*GOAL:* Copy all of the material word for word, except for the pictures.

Some records
☆ ☆ ☆ ☆ ☆ ☆ ☆
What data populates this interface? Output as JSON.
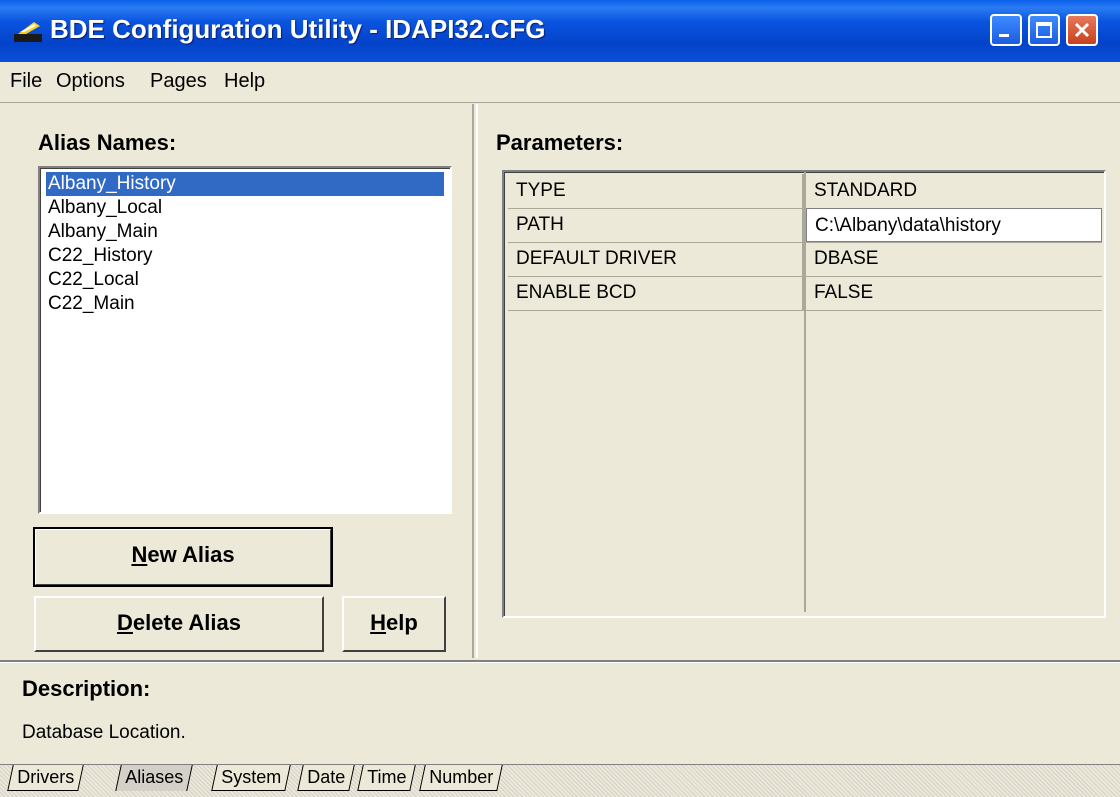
{
  "window": {
    "title": "BDE Configuration Utility - IDAPI32.CFG"
  },
  "menu": [
    "File",
    "Options",
    "Pages",
    "Help"
  ],
  "aliases": {
    "label": "Alias Names:",
    "items": [
      "Albany_History",
      "Albany_Local",
      "Albany_Main",
      "C22_History",
      "C22_Local",
      "C22_Main"
    ],
    "selected": "Albany_History"
  },
  "buttons": {
    "new_alias": {
      "accel": "N",
      "rest": "ew Alias"
    },
    "delete_alias": {
      "accel": "D",
      "rest": "elete Alias"
    },
    "help": {
      "accel": "H",
      "rest": "elp"
    }
  },
  "parameters": {
    "label": "Parameters:",
    "rows": [
      {
        "name": "TYPE",
        "value": "STANDARD"
      },
      {
        "name": "PATH",
        "value": "C:\\Albany\\data\\history"
      },
      {
        "name": "DEFAULT DRIVER",
        "value": "DBASE"
      },
      {
        "name": "ENABLE BCD",
        "value": "FALSE"
      }
    ]
  },
  "description": {
    "label": "Description:",
    "text": "Database Location."
  },
  "tabs": [
    "Drivers",
    "Aliases",
    "System",
    "Date",
    "Time",
    "Number"
  ],
  "active_tab": "Aliases",
  "colors": {
    "titlebar": "#0A54E0",
    "selection": "#316AC5",
    "face": "#ECE9D8"
  }
}
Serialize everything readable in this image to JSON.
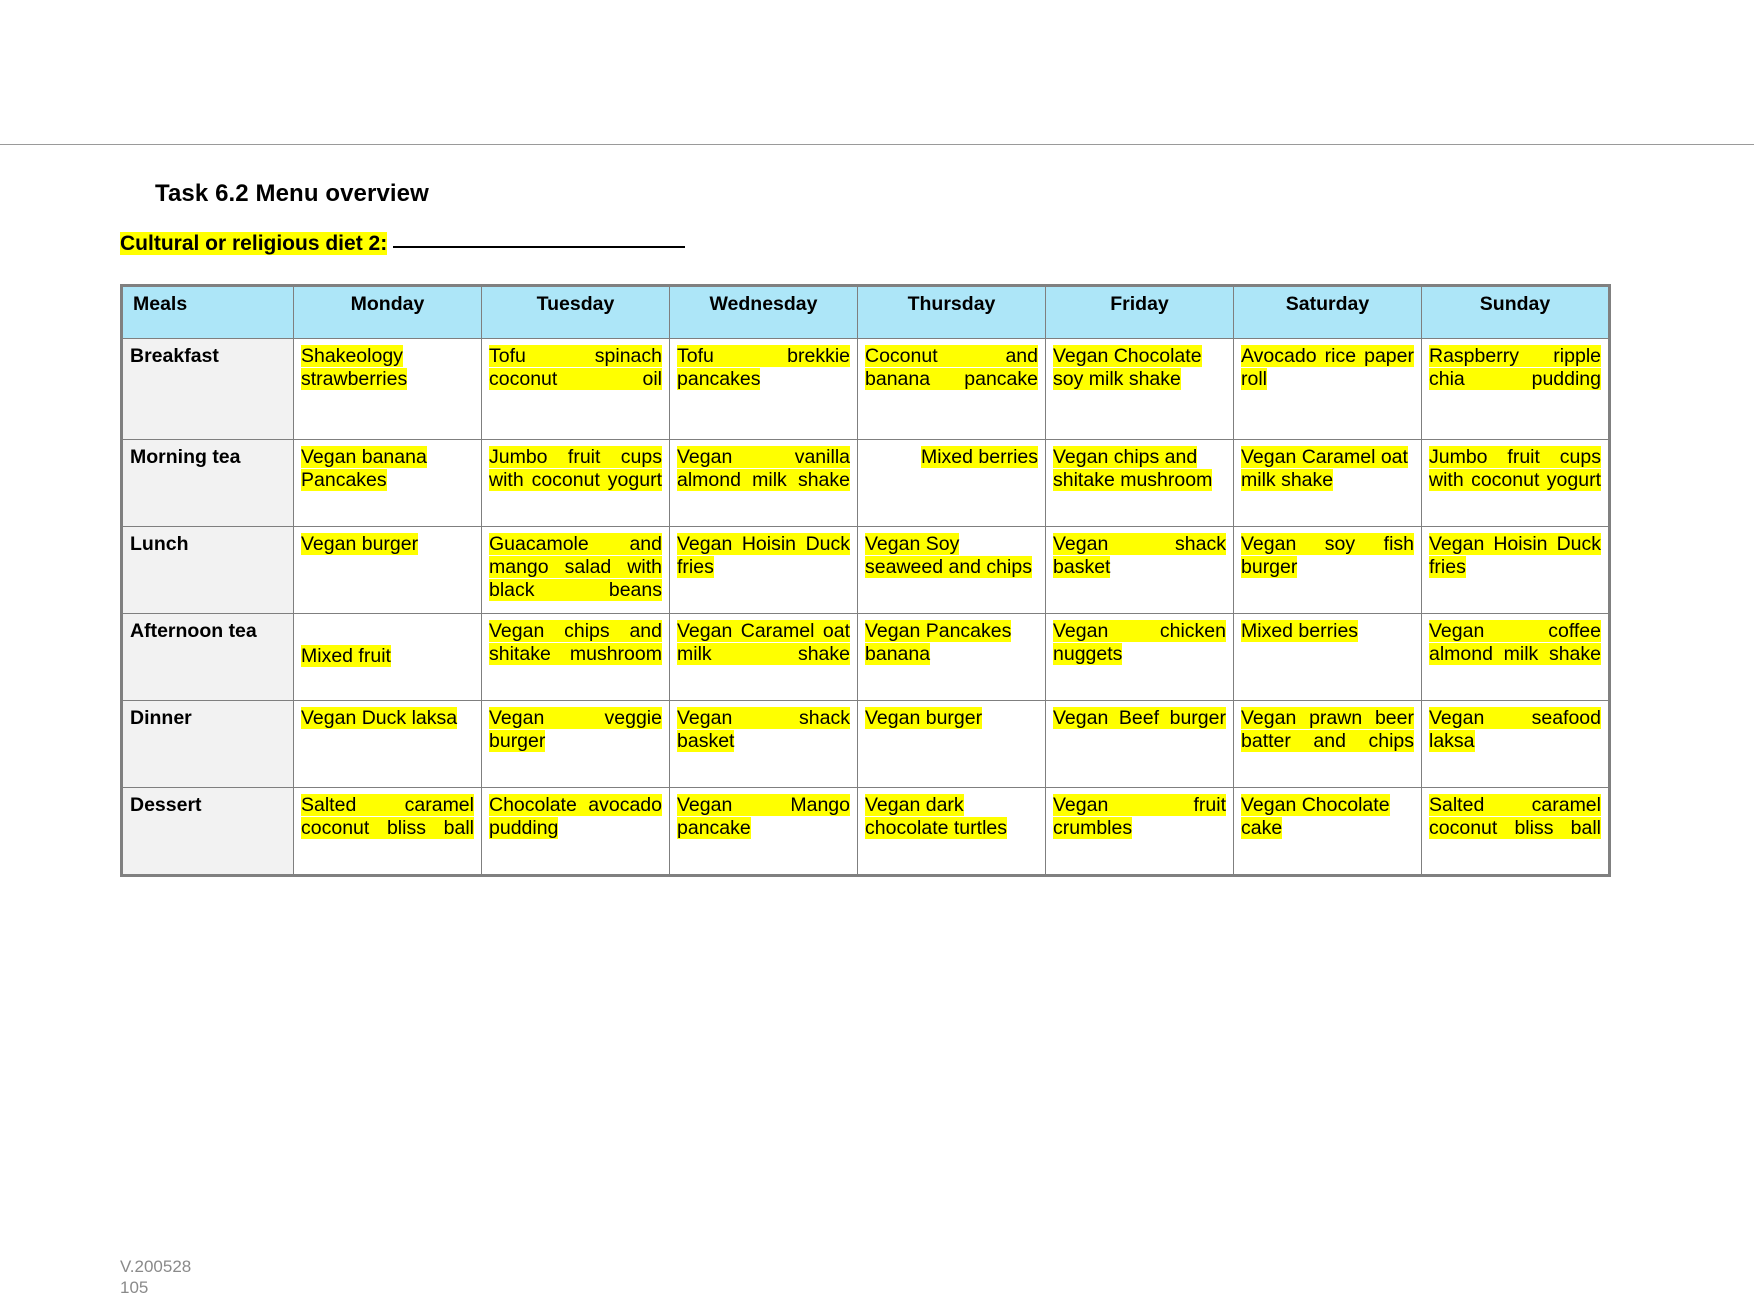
{
  "document": {
    "task_title": "Task 6.2 Menu overview",
    "diet_label": "Cultural or religious diet 2:",
    "diet_value": "",
    "footer_version": "V.200528",
    "footer_page": "105"
  },
  "colors": {
    "header_fill": "#ade6f8",
    "meal_label_fill": "#f2f2f2",
    "highlight": "#ffff00",
    "table_border": "#7f7f7f",
    "table_outer_border": "#808080",
    "footer_text": "#8a8a8a"
  },
  "table": {
    "columns": [
      "Meals",
      "Monday",
      "Tuesday",
      "Wednesday",
      "Thursday",
      "Friday",
      "Saturday",
      "Sunday"
    ],
    "rows": [
      {
        "meal": "Breakfast",
        "cells": [
          "Shakeology strawberries",
          "Tofu spinach coconut oil",
          "Tofu brekkie pancakes",
          "Coconut and banana pancake",
          "Vegan Chocolate soy milk shake",
          "Avocado rice paper roll",
          "Raspberry ripple chia pudding"
        ]
      },
      {
        "meal": "Morning tea",
        "cells": [
          "Vegan banana Pancakes",
          "Jumbo fruit cups with coconut yogurt",
          "Vegan vanilla almond milk shake",
          "Mixed berries",
          "Vegan chips and shitake mushroom",
          "Vegan Caramel oat milk shake",
          "Jumbo fruit cups with coconut yogurt"
        ]
      },
      {
        "meal": "Lunch",
        "cells": [
          "Vegan burger",
          "Guacamole and mango salad with black beans",
          "Vegan Hoisin Duck fries",
          "Vegan Soy seaweed and chips",
          "Vegan shack basket",
          "Vegan soy fish burger",
          "Vegan Hoisin Duck fries"
        ]
      },
      {
        "meal": "Afternoon tea",
        "cells": [
          "Mixed fruit",
          "Vegan chips and shitake mushroom",
          "Vegan Caramel oat milk shake",
          "Vegan Pancakes banana",
          "Vegan chicken nuggets",
          "Mixed berries",
          "Vegan coffee almond milk shake"
        ]
      },
      {
        "meal": "Dinner",
        "cells": [
          "Vegan Duck laksa",
          "Vegan veggie burger",
          "Vegan shack basket",
          "Vegan burger",
          "Vegan Beef burger",
          "Vegan prawn beer batter and chips",
          "Vegan seafood laksa"
        ]
      },
      {
        "meal": "Dessert",
        "cells": [
          "Salted caramel coconut bliss ball",
          "Chocolate avocado pudding",
          "Vegan Mango pancake",
          "Vegan dark chocolate turtles",
          "Vegan fruit crumbles",
          "Vegan Chocolate cake",
          "Salted caramel coconut bliss ball"
        ]
      }
    ]
  }
}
☆ ☆ ☆ ☆ ☆ ☆ ☆
*RESULT OF THE TASK:*
What data populates this interface? Output as JSON.
{
  "window": {
    "title": "BDE Configuration Utility - IDAPI32.CFG"
  },
  "menu": [
    "File",
    "Options",
    "Pages",
    "Help"
  ],
  "aliases": {
    "label": "Alias Names:",
    "items": [
      "Albany_History",
      "Albany_Local",
      "Albany_Main",
      "C22_History",
      "C22_Local",
      "C22_Main"
    ],
    "selected": "Albany_History"
  },
  "buttons": {
    "new_alias": {
      "accel": "N",
      "rest": "ew Alias"
    },
    "delete_alias": {
      "accel": "D",
      "rest": "elete Alias"
    },
    "help": {
      "accel": "H",
      "rest": "elp"
    }
  },
  "parameters": {
    "label": "Parameters:",
    "rows": [
      {
        "name": "TYPE",
        "value": "STANDARD"
      },
      {
        "name": "PATH",
        "value": "C:\\Albany\\data\\history"
      },
      {
        "name": "DEFAULT DRIVER",
        "value": "DBASE"
      },
      {
        "name": "ENABLE BCD",
        "value": "FALSE"
      }
    ]
  },
  "description": {
    "label": "Description:",
    "text": "Database Location."
  },
  "tabs": [
    "Drivers",
    "Aliases",
    "System",
    "Date",
    "Time",
    "Number"
  ],
  "active_tab": "Aliases",
  "colors": {
    "titlebar": "#0A54E0",
    "selection": "#316AC5",
    "face": "#ECE9D8"
  }
}
Serialize everything readable in this image to JSON.
{
  "document": {
    "task_title": "Task 6.2 Menu overview",
    "diet_label": "Cultural or religious diet 2:",
    "diet_value": "",
    "footer_version": "V.200528",
    "footer_page": "105"
  },
  "colors": {
    "header_fill": "#ade6f8",
    "meal_label_fill": "#f2f2f2",
    "highlight": "#ffff00",
    "table_border": "#7f7f7f",
    "table_outer_border": "#808080",
    "footer_text": "#8a8a8a"
  },
  "table": {
    "columns": [
      "Meals",
      "Monday",
      "Tuesday",
      "Wednesday",
      "Thursday",
      "Friday",
      "Saturday",
      "Sunday"
    ],
    "rows": [
      {
        "meal": "Breakfast",
        "cells": [
          "Shakeology strawberries",
          "Tofu spinach coconut oil",
          "Tofu brekkie pancakes",
          "Coconut and banana pancake",
          "Vegan Chocolate soy milk shake",
          "Avocado rice paper roll",
          "Raspberry ripple chia pudding"
        ]
      },
      {
        "meal": "Morning tea",
        "cells": [
          "Vegan banana Pancakes",
          "Jumbo fruit cups with coconut yogurt",
          "Vegan vanilla almond milk shake",
          "Mixed berries",
          "Vegan chips and shitake mushroom",
          "Vegan Caramel oat milk shake",
          "Jumbo fruit cups with coconut yogurt"
        ]
      },
      {
        "meal": "Lunch",
        "cells": [
          "Vegan burger",
          "Guacamole and mango salad with black beans",
          "Vegan Hoisin Duck fries",
          "Vegan Soy seaweed and chips",
          "Vegan shack basket",
          "Vegan soy fish burger",
          "Vegan Hoisin Duck fries"
        ]
      },
      {
        "meal": "Afternoon tea",
        "cells": [
          "Mixed fruit",
          "Vegan chips and shitake mushroom",
          "Vegan Caramel oat milk shake",
          "Vegan Pancakes banana",
          "Vegan chicken nuggets",
          "Mixed berries",
          "Vegan coffee almond milk shake"
        ]
      },
      {
        "meal": "Dinner",
        "cells": [
          "Vegan Duck laksa",
          "Vegan veggie burger",
          "Vegan shack basket",
          "Vegan burger",
          "Vegan Beef burger",
          "Vegan prawn beer batter and chips",
          "Vegan seafood laksa"
        ]
      },
      {
        "meal": "Dessert",
        "cells": [
          "Salted caramel coconut bliss ball",
          "Chocolate avocado pudding",
          "Vegan Mango pancake",
          "Vegan dark chocolate turtles",
          "Vegan fruit crumbles",
          "Vegan Chocolate cake",
          "Salted caramel coconut bliss ball"
        ]
      }
    ]
  }
}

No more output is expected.